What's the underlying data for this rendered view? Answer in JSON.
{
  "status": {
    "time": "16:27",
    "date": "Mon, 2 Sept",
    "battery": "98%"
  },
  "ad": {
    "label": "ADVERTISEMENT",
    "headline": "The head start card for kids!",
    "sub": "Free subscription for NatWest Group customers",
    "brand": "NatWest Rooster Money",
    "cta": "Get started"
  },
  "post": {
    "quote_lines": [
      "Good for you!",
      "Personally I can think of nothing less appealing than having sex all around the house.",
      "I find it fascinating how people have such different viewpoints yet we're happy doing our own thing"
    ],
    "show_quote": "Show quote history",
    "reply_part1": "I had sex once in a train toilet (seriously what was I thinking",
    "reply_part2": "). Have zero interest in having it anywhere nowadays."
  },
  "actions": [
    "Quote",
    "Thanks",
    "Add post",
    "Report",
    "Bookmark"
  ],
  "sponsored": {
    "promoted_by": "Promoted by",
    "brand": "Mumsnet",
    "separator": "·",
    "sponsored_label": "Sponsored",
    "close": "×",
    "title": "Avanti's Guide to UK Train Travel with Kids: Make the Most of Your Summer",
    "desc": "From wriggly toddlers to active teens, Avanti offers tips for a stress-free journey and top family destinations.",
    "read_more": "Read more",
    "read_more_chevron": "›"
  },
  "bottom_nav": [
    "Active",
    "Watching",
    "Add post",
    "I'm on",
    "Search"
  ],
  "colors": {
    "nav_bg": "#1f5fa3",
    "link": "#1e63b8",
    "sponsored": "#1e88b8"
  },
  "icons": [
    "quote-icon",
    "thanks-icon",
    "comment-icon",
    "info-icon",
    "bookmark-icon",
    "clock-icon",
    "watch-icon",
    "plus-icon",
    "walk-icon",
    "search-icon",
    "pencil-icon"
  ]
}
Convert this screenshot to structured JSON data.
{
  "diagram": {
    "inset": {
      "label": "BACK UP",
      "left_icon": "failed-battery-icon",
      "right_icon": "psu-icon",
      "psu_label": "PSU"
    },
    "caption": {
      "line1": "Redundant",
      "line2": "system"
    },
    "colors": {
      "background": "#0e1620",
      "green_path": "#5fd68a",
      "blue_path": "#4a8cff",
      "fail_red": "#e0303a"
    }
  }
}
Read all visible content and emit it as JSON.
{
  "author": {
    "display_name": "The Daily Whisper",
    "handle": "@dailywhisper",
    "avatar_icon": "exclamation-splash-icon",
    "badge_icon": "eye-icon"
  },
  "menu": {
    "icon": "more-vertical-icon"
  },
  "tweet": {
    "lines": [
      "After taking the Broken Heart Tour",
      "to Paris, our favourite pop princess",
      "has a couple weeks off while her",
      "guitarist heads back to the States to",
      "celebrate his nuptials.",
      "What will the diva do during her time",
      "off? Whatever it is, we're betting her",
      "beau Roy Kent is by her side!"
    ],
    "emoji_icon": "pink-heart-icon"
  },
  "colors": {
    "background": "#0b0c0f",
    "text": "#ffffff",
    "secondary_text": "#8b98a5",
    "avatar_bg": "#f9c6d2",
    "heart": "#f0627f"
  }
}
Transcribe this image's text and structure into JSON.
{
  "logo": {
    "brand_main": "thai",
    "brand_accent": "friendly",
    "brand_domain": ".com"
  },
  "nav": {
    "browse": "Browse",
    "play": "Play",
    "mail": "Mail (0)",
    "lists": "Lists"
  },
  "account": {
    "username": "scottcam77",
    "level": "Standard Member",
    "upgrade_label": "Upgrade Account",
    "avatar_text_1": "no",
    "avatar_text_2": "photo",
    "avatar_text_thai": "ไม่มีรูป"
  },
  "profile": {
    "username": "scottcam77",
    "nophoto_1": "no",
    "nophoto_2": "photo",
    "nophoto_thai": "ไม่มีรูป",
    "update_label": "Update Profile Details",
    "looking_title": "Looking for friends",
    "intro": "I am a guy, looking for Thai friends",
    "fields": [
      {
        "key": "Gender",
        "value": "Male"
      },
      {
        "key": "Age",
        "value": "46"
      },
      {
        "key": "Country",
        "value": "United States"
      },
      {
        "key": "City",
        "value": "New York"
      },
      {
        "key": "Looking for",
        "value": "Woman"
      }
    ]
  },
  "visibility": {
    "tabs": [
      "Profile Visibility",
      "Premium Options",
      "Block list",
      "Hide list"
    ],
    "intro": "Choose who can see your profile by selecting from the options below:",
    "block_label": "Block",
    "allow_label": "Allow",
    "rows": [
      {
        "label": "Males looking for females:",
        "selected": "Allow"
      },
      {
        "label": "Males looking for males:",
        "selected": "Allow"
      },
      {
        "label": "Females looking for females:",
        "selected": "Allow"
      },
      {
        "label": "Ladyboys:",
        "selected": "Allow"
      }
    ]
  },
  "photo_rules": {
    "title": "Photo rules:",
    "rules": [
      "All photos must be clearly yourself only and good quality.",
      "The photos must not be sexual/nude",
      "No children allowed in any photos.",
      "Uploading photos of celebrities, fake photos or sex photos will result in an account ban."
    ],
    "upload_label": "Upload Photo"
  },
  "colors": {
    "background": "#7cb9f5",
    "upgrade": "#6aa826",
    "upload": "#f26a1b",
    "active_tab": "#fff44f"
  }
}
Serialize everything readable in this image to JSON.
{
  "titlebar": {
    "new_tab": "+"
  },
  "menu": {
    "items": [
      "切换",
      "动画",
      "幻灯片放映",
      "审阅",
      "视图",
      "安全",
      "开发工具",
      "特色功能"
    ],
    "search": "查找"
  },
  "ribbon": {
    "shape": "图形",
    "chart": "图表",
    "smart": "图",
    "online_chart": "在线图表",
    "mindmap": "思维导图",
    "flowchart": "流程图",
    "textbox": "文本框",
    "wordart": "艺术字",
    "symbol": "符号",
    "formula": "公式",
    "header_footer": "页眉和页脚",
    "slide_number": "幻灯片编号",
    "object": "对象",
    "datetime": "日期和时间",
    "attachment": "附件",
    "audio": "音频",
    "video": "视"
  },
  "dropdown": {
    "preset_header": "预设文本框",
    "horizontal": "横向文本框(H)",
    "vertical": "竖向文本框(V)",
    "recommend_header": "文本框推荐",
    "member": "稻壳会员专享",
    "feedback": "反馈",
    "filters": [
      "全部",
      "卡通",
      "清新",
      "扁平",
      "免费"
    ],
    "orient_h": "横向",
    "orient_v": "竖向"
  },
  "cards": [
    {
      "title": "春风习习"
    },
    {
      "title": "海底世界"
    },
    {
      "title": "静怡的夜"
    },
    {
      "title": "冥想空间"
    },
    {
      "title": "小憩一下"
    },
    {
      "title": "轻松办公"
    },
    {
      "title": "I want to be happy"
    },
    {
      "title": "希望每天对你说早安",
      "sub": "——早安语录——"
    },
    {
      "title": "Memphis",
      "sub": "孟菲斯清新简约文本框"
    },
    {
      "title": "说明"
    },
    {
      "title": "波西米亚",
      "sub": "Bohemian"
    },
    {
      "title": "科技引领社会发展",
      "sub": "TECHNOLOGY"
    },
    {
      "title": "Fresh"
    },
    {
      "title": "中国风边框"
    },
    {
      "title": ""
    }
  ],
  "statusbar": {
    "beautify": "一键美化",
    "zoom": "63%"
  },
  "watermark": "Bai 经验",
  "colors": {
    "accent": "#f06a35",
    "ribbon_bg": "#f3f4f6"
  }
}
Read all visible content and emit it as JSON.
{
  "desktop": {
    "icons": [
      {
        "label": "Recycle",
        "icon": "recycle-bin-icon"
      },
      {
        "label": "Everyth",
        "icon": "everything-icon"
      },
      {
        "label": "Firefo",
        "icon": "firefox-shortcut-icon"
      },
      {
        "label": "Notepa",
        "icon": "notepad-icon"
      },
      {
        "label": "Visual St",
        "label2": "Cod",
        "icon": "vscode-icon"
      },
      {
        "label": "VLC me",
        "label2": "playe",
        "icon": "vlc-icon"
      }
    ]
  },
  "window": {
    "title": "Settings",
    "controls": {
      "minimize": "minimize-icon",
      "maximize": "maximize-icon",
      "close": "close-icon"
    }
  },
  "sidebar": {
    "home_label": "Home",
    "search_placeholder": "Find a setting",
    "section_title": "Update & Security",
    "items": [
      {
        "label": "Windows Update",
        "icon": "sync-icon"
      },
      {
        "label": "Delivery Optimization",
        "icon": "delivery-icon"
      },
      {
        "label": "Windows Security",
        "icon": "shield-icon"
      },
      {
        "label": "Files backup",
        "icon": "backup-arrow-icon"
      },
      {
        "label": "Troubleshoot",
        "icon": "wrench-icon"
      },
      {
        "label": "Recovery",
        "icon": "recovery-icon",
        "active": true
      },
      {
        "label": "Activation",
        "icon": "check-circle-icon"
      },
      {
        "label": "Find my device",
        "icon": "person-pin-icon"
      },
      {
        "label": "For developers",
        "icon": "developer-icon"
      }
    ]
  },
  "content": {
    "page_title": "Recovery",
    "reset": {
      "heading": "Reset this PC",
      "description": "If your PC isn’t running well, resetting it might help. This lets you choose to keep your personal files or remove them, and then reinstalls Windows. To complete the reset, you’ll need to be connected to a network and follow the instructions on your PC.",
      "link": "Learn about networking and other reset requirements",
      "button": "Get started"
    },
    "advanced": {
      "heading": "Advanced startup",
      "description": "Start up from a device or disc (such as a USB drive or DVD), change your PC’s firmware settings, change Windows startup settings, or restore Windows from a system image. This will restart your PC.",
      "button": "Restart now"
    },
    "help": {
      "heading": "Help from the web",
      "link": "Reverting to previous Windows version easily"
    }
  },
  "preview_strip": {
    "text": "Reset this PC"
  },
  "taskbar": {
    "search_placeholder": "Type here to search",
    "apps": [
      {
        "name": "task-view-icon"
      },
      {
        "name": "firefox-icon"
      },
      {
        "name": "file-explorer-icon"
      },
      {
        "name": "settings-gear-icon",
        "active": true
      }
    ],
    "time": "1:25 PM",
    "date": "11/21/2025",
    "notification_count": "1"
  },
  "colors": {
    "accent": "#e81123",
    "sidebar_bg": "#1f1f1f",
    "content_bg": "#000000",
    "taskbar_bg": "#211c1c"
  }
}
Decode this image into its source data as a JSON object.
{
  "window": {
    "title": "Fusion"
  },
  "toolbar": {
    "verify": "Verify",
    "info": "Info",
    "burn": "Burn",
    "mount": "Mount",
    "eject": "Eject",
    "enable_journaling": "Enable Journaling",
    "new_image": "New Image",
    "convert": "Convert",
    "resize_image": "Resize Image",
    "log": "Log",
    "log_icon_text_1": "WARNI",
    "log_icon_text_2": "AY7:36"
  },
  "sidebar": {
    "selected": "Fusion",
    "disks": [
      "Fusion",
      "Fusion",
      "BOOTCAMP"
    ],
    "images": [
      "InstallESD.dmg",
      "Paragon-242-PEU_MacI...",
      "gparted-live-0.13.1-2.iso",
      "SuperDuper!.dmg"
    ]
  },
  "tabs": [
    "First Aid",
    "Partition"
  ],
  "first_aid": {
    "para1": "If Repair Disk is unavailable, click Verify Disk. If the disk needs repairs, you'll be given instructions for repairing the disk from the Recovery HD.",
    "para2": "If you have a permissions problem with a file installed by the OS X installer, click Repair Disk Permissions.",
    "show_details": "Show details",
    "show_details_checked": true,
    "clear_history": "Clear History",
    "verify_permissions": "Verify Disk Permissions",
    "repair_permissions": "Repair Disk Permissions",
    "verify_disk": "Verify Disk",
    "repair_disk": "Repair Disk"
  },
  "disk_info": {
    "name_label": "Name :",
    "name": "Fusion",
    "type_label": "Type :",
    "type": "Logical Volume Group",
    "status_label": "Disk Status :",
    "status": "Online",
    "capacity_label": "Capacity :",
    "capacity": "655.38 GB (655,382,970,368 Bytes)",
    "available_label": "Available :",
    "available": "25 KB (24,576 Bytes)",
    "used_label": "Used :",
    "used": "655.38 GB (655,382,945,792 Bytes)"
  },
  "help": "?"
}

# WORK TO COMPLETE
Tally the lines of the records holding the word "Update", then state only the tally.

# WORKED SOLUTION
3